(begin)

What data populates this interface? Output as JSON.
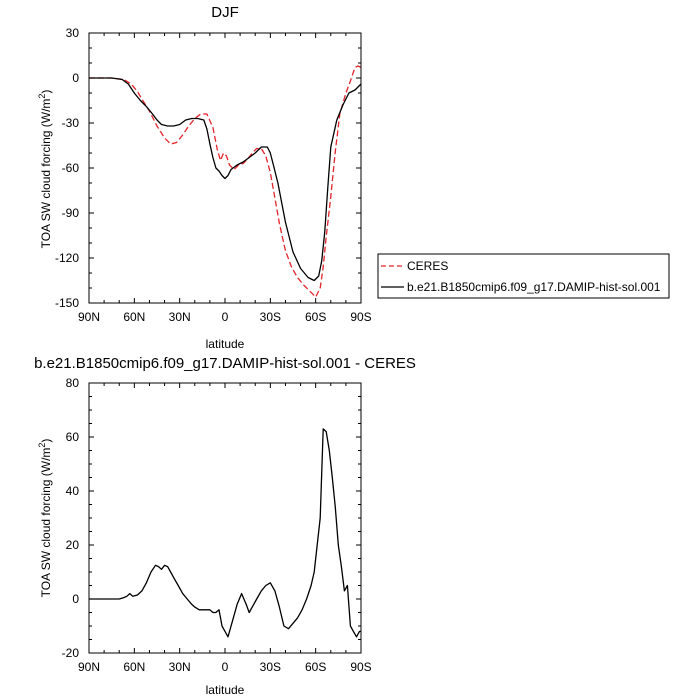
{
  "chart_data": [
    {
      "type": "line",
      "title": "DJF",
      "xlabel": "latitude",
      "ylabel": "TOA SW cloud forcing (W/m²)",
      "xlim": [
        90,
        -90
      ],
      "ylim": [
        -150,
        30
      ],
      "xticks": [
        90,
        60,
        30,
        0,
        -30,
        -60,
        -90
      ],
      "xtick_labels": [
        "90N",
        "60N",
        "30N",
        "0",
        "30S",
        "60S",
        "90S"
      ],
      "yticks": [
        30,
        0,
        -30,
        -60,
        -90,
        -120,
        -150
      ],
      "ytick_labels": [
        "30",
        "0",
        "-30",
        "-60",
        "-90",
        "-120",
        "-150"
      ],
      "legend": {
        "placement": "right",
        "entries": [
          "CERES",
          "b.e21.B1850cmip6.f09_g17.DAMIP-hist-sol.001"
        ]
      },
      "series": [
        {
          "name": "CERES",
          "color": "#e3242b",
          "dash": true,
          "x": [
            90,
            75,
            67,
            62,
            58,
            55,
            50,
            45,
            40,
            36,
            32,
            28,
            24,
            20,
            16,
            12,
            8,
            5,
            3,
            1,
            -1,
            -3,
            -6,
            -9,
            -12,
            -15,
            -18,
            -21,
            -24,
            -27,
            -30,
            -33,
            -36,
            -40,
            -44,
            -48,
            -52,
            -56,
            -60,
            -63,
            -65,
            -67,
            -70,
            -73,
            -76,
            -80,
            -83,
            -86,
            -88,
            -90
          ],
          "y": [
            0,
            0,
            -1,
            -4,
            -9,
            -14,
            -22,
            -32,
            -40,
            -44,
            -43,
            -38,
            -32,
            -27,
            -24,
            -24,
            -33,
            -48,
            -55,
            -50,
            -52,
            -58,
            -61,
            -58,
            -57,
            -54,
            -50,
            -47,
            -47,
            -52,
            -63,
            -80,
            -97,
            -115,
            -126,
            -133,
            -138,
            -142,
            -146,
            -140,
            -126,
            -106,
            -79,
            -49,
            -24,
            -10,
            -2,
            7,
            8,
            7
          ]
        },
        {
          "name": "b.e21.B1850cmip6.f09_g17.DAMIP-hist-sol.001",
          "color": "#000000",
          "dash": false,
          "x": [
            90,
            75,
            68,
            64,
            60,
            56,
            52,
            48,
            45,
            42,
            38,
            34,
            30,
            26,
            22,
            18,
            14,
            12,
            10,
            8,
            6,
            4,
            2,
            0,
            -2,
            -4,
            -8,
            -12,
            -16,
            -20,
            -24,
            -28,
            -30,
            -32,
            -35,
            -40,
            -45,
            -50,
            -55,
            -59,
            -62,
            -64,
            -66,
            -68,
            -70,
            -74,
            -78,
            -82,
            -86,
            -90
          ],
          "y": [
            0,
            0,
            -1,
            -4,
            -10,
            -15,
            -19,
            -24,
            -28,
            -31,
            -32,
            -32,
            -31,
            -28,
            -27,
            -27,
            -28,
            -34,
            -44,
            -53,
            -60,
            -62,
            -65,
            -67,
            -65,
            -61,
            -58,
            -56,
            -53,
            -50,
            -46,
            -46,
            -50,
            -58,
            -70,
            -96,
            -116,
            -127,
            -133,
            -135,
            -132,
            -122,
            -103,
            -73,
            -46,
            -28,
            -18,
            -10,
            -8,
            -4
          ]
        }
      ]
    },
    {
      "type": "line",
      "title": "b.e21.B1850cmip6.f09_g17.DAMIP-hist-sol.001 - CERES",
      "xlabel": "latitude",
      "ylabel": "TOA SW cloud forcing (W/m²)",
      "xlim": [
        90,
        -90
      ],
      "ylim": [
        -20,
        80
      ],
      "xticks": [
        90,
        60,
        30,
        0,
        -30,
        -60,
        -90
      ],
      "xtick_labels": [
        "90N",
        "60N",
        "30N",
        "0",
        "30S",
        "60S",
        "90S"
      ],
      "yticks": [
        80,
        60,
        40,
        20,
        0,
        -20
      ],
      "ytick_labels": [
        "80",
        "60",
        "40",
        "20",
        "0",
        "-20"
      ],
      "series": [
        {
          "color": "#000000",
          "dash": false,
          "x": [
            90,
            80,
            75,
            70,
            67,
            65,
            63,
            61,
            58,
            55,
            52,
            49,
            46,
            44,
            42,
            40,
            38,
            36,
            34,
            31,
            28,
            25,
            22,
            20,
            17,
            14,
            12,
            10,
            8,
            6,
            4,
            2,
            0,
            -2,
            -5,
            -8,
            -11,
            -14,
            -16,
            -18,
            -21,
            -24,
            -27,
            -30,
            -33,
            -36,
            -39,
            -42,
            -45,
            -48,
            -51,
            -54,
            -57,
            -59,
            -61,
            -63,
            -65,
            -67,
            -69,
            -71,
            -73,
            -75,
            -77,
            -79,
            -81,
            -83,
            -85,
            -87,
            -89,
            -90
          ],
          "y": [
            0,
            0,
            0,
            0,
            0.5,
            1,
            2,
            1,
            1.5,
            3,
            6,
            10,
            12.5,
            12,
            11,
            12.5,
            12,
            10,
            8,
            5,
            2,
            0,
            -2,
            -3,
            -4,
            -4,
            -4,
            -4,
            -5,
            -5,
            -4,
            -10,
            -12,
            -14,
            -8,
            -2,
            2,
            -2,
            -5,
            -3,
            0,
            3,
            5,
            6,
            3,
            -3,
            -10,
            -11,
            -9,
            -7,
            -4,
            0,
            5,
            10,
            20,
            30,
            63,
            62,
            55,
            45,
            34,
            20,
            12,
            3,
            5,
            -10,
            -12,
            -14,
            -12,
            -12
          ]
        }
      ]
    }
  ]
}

(end)
(begin)

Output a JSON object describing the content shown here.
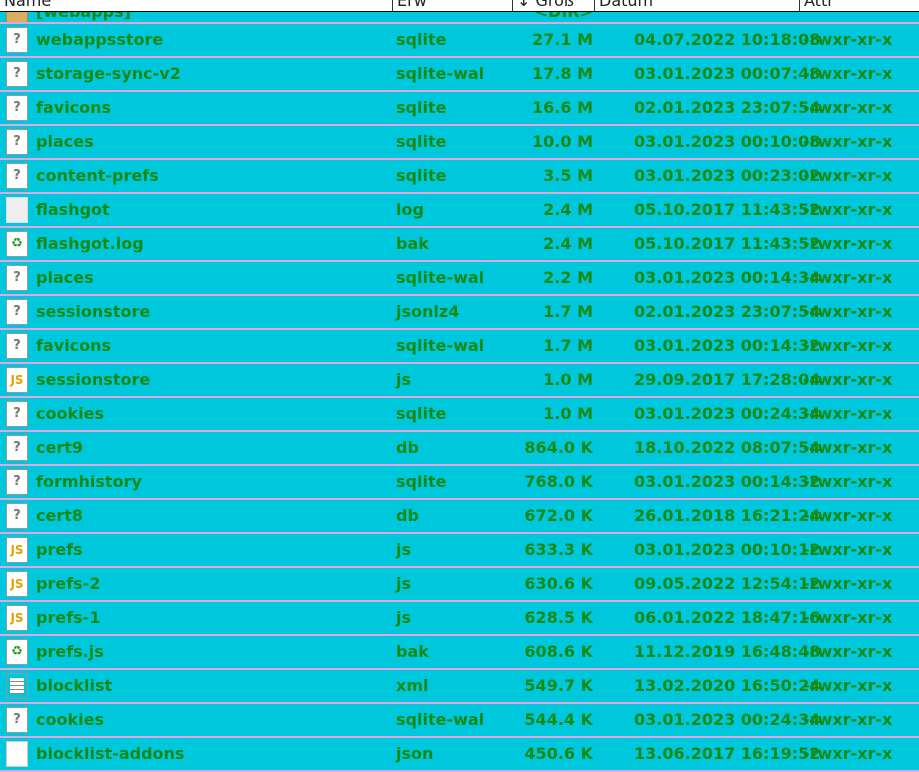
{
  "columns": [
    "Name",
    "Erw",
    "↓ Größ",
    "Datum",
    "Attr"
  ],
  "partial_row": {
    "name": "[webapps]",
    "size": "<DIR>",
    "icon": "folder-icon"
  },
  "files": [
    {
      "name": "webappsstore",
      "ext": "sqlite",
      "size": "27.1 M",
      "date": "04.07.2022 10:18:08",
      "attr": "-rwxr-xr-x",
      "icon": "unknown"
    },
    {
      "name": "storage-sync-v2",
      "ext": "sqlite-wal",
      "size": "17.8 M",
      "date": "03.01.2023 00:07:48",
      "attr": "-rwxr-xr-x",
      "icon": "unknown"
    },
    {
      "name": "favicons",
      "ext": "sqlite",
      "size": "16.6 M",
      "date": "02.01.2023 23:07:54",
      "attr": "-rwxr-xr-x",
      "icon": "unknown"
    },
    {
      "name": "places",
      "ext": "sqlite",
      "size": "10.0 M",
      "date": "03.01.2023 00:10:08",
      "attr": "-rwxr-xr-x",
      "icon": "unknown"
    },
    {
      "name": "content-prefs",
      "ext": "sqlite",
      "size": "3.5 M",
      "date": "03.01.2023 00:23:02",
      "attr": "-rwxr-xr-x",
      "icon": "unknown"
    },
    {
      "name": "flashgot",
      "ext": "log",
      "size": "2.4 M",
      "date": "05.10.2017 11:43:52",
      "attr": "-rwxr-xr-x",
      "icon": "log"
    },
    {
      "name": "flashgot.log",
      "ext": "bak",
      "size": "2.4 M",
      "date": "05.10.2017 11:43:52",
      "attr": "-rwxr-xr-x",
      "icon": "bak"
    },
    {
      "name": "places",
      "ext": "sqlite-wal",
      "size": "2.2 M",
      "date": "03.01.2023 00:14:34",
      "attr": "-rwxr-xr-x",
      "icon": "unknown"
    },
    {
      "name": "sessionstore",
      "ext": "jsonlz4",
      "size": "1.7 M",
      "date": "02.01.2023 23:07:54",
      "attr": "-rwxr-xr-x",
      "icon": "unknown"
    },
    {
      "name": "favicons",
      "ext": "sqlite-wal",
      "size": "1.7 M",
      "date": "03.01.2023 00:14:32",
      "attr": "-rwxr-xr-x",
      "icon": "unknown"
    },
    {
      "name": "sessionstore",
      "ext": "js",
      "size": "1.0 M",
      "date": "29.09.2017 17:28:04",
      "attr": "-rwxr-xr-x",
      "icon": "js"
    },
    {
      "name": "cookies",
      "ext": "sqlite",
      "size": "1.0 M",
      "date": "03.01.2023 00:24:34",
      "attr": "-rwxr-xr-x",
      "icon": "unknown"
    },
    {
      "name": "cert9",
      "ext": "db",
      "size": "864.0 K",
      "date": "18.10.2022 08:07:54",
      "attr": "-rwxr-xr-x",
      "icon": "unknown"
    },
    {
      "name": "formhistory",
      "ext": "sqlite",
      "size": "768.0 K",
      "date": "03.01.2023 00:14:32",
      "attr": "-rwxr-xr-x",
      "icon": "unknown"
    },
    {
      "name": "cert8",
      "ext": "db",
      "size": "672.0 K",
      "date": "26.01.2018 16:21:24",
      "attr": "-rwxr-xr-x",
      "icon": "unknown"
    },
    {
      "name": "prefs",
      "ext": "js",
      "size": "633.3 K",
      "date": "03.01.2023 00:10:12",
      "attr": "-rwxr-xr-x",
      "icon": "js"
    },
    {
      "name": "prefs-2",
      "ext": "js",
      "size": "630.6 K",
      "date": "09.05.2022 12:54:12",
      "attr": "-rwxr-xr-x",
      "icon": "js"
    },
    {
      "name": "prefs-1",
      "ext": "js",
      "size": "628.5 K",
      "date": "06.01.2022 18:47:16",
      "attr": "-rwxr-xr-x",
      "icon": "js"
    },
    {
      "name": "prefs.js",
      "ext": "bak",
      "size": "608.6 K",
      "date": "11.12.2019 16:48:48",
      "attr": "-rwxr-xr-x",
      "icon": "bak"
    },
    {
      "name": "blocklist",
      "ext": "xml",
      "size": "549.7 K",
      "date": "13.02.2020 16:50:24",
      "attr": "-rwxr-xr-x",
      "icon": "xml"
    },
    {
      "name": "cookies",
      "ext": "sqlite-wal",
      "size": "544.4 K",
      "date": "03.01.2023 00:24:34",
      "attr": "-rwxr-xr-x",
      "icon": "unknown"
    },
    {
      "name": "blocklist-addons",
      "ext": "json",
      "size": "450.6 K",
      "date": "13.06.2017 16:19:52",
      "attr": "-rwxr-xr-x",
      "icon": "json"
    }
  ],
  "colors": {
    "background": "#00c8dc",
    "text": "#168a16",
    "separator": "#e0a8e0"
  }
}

(end)

| Problem statement |
List all lines above in which the string "CERES" appears.

| Full output |
          "CERES",
          "name": "CERES",
      "title": "b.e21.B1850cmip6.f09_g17.DAMIP-hist-sol.001 - CERES",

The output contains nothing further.